### Set exercise:
Extract all lines containing "기대하며".

### Listing:
★ ★ ★

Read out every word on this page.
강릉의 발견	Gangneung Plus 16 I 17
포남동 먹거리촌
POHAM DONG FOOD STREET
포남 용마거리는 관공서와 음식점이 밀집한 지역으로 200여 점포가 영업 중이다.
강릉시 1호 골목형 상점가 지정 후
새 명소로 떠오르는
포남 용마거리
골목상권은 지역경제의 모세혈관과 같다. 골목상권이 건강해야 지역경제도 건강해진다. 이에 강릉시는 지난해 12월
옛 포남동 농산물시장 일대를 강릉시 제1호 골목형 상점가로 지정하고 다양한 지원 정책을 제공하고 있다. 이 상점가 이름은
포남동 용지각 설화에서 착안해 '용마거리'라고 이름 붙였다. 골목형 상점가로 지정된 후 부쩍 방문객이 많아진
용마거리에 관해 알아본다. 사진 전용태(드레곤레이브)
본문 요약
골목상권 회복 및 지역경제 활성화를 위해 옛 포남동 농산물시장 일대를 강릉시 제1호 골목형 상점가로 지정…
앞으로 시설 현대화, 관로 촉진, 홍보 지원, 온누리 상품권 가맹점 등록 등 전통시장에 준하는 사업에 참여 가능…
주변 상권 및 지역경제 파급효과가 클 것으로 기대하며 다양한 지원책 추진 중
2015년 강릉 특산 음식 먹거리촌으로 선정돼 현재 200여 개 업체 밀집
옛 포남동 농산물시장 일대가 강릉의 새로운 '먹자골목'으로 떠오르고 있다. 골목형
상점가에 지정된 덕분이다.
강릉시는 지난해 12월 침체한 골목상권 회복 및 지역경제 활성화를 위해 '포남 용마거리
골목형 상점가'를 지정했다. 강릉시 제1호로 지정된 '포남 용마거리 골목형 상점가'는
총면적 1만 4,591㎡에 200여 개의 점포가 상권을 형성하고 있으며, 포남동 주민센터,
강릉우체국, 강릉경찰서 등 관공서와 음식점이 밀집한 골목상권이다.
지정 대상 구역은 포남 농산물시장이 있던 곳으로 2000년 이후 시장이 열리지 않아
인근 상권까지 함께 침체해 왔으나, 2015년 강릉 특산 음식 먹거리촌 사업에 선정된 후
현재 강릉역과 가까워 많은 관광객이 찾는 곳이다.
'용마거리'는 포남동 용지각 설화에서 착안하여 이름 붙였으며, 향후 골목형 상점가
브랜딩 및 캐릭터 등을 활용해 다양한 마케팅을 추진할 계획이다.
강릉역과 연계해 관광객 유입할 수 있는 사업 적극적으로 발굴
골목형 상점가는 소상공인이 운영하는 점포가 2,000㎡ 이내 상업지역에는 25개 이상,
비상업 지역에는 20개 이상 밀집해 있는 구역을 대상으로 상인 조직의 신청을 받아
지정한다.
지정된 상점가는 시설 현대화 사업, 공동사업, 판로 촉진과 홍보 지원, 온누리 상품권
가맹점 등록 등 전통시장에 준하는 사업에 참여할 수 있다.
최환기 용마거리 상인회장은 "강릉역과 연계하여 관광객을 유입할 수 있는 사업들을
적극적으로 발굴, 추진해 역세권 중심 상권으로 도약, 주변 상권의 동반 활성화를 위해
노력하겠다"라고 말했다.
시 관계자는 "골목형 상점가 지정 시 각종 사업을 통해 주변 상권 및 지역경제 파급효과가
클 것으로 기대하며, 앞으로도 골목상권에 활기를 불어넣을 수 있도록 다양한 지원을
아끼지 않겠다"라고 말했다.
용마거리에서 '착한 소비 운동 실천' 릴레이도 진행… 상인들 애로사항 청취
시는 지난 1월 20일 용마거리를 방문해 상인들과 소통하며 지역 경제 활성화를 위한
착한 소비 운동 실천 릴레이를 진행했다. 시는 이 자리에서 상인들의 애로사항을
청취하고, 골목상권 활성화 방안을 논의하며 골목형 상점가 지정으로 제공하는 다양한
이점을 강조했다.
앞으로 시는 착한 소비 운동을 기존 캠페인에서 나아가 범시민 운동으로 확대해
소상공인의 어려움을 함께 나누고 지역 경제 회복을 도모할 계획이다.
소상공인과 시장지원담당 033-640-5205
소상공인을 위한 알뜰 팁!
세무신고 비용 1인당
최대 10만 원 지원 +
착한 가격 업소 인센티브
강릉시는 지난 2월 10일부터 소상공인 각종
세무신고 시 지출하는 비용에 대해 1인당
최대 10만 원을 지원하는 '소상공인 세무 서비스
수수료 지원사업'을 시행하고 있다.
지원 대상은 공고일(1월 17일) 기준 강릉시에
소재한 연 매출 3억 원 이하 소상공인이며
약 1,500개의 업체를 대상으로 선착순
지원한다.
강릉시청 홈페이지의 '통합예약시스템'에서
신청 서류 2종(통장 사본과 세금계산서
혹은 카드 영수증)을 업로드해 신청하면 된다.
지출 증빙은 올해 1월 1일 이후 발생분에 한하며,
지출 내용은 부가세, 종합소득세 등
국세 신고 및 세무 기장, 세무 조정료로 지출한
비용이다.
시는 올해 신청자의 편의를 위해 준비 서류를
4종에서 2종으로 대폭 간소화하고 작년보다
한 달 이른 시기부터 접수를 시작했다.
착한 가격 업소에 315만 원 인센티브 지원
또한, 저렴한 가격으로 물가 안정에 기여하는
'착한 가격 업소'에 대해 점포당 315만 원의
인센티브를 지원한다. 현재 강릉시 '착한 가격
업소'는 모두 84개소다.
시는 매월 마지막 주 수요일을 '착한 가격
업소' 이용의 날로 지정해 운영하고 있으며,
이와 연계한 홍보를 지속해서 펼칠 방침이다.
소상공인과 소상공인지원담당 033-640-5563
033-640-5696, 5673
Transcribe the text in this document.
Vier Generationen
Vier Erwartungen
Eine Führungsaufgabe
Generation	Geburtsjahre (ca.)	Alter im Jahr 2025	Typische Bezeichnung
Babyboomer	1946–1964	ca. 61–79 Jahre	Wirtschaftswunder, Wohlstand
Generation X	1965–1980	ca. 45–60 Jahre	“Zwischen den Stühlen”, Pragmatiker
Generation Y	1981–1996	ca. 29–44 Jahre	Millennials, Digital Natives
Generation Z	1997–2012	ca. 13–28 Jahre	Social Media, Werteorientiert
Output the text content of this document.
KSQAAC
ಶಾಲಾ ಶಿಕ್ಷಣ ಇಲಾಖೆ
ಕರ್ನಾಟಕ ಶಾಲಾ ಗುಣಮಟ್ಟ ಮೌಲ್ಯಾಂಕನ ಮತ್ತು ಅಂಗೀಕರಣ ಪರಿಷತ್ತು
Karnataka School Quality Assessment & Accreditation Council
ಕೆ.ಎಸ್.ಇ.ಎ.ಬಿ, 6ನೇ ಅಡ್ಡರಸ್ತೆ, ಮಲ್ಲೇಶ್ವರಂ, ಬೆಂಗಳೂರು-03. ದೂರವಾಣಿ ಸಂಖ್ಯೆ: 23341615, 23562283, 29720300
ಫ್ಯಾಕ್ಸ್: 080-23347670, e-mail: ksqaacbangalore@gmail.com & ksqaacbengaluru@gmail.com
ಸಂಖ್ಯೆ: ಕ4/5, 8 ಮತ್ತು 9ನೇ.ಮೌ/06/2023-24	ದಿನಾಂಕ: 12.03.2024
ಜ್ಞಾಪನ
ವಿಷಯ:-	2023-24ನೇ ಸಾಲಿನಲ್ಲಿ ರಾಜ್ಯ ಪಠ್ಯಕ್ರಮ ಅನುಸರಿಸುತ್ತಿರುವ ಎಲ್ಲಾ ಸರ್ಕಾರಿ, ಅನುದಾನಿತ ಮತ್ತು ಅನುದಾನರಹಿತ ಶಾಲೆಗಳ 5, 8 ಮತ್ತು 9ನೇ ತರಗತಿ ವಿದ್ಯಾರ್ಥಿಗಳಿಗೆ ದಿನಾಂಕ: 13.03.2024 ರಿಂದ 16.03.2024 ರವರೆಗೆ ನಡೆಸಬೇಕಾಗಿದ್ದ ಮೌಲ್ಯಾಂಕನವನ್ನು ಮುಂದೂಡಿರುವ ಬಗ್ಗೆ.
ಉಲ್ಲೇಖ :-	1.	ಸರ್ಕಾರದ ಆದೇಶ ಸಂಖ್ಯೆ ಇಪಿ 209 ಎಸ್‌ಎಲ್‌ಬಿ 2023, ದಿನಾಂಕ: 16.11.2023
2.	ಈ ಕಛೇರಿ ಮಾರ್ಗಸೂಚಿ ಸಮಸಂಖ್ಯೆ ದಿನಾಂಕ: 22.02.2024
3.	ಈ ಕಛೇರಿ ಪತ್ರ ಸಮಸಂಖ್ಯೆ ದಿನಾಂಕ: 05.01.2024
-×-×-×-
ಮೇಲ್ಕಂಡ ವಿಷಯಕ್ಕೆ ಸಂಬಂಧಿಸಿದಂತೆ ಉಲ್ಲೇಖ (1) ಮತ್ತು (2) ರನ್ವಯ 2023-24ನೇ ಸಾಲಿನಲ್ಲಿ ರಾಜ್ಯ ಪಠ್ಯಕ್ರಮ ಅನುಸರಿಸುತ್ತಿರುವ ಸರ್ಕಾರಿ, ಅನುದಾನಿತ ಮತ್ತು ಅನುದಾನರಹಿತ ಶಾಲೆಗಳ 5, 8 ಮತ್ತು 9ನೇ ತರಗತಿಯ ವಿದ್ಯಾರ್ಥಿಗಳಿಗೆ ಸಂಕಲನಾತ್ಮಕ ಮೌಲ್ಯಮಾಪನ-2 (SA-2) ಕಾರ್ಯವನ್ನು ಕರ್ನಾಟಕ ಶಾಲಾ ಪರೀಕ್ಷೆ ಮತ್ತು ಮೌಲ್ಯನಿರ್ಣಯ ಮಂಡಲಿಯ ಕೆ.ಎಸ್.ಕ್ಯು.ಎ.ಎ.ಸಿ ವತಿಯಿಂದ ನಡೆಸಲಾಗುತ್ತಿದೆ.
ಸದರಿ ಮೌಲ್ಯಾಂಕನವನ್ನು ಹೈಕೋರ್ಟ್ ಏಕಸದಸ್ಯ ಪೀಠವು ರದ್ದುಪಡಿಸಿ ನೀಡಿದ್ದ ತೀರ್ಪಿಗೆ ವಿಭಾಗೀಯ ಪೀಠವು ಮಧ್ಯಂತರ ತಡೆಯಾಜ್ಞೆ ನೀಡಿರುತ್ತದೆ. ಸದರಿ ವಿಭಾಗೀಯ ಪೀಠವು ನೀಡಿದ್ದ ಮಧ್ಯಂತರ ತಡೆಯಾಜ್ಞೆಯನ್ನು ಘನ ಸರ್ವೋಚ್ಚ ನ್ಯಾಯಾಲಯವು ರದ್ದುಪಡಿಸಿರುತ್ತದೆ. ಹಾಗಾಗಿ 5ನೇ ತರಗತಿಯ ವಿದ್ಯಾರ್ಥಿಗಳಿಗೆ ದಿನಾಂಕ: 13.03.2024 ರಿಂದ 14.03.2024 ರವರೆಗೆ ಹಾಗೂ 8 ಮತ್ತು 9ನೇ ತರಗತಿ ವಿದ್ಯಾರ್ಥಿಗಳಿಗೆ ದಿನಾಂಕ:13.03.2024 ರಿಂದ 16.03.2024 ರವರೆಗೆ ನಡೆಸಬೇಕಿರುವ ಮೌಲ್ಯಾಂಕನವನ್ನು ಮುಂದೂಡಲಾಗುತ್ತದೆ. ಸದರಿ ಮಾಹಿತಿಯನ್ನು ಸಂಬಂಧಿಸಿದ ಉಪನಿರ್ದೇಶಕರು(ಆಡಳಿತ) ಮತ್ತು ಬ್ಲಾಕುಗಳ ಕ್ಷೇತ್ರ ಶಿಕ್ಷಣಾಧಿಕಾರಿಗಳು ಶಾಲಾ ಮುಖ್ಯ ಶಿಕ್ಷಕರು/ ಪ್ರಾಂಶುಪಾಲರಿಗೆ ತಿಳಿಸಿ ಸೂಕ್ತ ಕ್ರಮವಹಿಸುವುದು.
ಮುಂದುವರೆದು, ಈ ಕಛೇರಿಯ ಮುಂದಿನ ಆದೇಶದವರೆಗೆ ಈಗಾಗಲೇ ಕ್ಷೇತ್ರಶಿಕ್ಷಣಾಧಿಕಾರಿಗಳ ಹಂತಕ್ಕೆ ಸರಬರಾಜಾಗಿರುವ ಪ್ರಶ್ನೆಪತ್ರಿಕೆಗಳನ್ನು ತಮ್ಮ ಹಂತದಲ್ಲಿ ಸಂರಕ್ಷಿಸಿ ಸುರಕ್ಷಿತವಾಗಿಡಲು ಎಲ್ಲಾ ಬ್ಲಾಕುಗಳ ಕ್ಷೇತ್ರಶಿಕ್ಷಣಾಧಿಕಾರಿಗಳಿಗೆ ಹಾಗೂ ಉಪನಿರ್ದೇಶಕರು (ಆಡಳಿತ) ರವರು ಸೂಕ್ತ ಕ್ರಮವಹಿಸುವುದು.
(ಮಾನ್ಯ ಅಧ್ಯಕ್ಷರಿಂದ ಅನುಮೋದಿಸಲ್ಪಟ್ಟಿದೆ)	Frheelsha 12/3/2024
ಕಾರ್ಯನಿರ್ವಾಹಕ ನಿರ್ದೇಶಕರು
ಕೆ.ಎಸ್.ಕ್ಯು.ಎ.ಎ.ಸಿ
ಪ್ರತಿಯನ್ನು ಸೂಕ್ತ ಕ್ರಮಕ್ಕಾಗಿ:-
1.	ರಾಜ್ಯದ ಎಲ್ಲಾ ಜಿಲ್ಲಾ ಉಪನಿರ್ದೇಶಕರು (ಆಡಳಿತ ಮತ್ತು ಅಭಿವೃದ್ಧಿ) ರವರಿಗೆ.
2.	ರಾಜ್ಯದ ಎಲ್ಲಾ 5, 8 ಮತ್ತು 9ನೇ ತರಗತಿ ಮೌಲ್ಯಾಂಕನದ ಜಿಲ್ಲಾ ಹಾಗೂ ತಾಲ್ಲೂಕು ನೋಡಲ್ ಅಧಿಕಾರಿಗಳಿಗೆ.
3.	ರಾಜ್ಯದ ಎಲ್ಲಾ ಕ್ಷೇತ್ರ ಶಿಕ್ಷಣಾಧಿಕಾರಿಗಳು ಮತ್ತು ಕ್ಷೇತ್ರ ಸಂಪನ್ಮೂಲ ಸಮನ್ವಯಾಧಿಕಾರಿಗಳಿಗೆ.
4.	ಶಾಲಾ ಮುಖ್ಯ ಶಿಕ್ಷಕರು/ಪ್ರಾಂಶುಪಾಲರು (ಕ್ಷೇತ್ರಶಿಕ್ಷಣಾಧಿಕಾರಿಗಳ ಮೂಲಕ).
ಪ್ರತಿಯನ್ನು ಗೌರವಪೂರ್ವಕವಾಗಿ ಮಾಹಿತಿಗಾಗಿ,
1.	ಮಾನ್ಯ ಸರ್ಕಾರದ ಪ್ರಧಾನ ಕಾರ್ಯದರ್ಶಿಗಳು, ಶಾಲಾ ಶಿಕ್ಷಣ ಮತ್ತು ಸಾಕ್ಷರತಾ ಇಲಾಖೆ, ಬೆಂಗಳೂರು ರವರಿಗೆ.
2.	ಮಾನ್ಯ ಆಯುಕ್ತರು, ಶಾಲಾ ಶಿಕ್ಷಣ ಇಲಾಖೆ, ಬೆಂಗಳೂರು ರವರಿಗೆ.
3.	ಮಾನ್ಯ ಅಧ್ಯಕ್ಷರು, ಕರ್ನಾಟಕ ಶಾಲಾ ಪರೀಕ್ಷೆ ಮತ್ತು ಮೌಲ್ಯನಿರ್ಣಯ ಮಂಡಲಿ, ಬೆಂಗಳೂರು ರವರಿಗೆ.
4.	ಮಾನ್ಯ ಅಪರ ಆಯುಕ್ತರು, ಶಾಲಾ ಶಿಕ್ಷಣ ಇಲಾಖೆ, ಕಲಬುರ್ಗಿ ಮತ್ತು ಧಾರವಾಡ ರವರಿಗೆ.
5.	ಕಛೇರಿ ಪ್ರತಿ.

★ ★ ★

### Correct result:
주변 상권 및 지역경제 파급효과가 클 것으로 기대하며 다양한 지원책 추진 중
클 것으로 기대하며, 앞으로도 골목상권에 활기를 불어넣을 수 있도록 다양한 지원을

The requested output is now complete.